Exercices à faire ::
A – D'après l'article sur Cyril Ramaphosa, à quelle date le cambriolage de sa propriété a-t-il eu lieu ?
B – Recopiez à l'identique, dans l'article sur Cyril Ramaphosa, tout le passage allant de « REUTERSLe président sud-africain » jusqu'à « coussins d’un canapé. ».
C – Selon l'article sur Cyril Ramaphosa, pourquoi le président sud-africain est-il menacé de destitution ? Répondez en une à trois phrases.

REUTERSLe président sud-africain menacé de destitution après un scandale aux relents de corruption a lancé lundi une contre-attaque et rallié le soutien du parti au pouvoir: le Parlement a annoncé repousser le vote sur une éventuelle procédure pour le démettre de ses fonctions.
Depuis des mois, Cyril Ramaphosa est gêné par une sombre affaire. Une plainte déposée en juin l’accuse d’avoir tenté de dissimuler à la police et au fisc un cambriolage dans l’une de ses luxueuses propriétés. Les malfaiteurs avaient emporté, en février 2020, 580’000 dollars (547’000 francs) en liquide camouflés sous les coussins d’un canapé.

Relevé des enregistrements ::

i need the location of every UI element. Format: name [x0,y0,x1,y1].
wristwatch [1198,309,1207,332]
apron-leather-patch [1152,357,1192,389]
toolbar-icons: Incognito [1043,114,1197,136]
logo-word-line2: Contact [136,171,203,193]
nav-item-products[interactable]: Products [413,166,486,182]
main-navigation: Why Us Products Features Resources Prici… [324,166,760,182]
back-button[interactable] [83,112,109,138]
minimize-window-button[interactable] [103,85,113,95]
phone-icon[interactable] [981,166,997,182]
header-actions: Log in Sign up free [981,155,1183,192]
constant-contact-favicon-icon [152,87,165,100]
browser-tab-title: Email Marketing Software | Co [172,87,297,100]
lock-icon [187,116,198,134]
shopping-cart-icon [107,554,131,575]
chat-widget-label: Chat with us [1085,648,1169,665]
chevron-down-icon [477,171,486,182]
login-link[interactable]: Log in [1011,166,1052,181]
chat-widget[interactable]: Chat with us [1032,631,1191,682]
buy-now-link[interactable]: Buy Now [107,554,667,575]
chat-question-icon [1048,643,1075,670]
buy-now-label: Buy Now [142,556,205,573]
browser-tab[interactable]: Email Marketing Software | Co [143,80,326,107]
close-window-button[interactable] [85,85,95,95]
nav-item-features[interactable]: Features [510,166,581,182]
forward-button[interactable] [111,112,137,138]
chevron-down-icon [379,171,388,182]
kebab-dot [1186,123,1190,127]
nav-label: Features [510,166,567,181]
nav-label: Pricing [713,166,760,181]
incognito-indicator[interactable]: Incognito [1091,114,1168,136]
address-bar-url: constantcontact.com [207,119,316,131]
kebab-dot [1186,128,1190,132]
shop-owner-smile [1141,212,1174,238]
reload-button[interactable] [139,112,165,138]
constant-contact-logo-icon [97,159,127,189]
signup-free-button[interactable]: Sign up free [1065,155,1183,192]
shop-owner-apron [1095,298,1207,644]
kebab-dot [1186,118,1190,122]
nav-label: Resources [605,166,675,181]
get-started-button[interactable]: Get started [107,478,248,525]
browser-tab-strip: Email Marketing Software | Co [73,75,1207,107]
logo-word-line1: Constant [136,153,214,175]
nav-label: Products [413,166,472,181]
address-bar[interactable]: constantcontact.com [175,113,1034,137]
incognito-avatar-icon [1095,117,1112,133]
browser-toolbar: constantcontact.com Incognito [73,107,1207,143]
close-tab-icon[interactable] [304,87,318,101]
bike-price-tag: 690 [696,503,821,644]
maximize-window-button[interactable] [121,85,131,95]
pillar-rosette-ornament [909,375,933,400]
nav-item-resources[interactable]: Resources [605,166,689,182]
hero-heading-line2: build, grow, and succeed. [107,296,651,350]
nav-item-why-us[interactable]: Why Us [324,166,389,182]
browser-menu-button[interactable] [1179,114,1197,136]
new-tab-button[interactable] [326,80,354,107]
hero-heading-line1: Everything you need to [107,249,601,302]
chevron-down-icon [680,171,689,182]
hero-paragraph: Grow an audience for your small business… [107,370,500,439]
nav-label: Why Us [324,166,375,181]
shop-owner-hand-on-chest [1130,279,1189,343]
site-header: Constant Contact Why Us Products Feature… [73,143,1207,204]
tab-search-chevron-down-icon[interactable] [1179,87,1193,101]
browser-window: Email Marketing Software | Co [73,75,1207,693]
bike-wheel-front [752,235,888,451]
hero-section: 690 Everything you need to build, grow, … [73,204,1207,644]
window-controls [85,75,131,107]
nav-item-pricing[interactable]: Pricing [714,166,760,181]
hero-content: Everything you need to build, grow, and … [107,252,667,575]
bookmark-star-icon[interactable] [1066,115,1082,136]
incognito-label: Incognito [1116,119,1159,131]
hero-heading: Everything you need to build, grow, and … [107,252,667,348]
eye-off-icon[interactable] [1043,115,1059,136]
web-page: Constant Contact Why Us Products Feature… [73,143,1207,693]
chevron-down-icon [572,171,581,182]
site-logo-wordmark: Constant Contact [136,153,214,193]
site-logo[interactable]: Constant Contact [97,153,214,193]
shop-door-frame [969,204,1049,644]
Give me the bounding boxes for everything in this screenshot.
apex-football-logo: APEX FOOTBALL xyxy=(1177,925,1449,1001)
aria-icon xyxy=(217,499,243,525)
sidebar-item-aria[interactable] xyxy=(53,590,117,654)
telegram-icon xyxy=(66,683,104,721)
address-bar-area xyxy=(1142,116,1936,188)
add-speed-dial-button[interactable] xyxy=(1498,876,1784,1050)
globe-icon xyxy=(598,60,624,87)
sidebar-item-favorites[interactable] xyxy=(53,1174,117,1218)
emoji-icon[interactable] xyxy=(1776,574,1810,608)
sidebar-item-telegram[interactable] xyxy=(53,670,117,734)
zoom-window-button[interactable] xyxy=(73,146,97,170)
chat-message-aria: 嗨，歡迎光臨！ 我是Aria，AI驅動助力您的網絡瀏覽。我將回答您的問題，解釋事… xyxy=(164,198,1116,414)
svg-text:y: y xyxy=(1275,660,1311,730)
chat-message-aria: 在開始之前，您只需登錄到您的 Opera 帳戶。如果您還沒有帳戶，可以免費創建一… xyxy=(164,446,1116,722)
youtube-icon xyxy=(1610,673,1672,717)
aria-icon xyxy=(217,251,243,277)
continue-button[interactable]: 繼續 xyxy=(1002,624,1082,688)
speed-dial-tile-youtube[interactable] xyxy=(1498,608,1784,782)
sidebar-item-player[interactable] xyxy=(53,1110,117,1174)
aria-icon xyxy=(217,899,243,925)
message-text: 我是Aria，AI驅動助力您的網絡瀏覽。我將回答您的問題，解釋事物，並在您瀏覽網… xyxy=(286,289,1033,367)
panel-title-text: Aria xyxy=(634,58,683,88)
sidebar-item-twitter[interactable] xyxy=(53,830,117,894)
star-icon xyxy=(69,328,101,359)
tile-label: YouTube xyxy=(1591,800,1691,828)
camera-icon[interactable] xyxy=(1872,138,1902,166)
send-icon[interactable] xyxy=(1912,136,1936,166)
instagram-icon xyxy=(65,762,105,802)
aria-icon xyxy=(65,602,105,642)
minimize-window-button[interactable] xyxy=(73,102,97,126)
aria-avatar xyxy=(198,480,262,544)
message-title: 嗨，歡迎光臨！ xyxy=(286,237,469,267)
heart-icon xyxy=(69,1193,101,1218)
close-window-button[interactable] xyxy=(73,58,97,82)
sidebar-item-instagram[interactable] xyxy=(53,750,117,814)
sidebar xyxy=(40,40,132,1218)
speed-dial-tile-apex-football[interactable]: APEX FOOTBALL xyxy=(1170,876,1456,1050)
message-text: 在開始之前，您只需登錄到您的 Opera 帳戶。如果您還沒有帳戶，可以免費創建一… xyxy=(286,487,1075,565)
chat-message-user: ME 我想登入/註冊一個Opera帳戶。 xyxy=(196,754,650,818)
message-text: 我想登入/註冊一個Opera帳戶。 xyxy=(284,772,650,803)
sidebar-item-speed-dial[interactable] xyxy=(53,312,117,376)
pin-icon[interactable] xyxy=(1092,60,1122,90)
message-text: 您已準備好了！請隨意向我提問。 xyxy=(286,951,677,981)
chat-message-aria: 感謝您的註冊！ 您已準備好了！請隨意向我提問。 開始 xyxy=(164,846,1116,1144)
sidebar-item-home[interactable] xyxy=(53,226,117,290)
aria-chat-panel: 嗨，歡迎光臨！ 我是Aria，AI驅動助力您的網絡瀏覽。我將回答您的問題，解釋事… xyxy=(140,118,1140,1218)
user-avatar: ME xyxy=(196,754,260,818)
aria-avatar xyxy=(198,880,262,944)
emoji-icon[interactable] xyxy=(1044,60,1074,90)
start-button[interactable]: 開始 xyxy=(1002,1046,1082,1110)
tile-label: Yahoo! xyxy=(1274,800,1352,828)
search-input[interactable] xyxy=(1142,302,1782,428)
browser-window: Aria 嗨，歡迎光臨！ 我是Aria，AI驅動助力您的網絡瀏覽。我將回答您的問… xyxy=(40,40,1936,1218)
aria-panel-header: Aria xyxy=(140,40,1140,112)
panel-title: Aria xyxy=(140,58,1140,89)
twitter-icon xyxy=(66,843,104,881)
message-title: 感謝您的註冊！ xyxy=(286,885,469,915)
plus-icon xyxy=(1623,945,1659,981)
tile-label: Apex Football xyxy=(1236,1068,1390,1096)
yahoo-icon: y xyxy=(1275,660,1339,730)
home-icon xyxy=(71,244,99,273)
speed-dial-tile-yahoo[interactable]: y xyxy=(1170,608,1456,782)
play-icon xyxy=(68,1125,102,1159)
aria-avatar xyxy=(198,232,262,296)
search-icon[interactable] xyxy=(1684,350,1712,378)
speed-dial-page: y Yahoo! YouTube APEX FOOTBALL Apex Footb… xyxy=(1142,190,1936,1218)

Réponses ::
A – En février 2020.

B –
REUTERSLe président sud-africain menacé de destitution après un scandale aux relents de corruption a lancé lundi une contre-attaque et rallié le soutien du parti au pouvoir: le Parlement a annoncé repousser le vote sur une éventuelle procédure pour le démettre de ses fonctions.
Depuis des mois, Cyril Ramaphosa est gêné par une sombre affaire. Une plainte déposée en juin l’accuse d’avoir tenté de dissimuler à la police et au fisc un cambriolage dans l’une de ses luxueuses propriétés. Les malfaiteurs avaient emporté, en février 2020, 580’000 dollars (547’000 francs) en liquide camouflés sous les coussins d’un canapé.

C – Il est menacé de destitution après un scandale aux relents de corruption. Une plainte déposée en juin l'accuse d'avoir tenté de dissimuler à la police et au fisc un cambriolage dans l'une de ses luxueuses propriétés. Lors de ce cambriolage, en février 2020, des malfaiteurs avaient emporté 580’000 dollars en liquide cachés sous les coussins d'un canapé.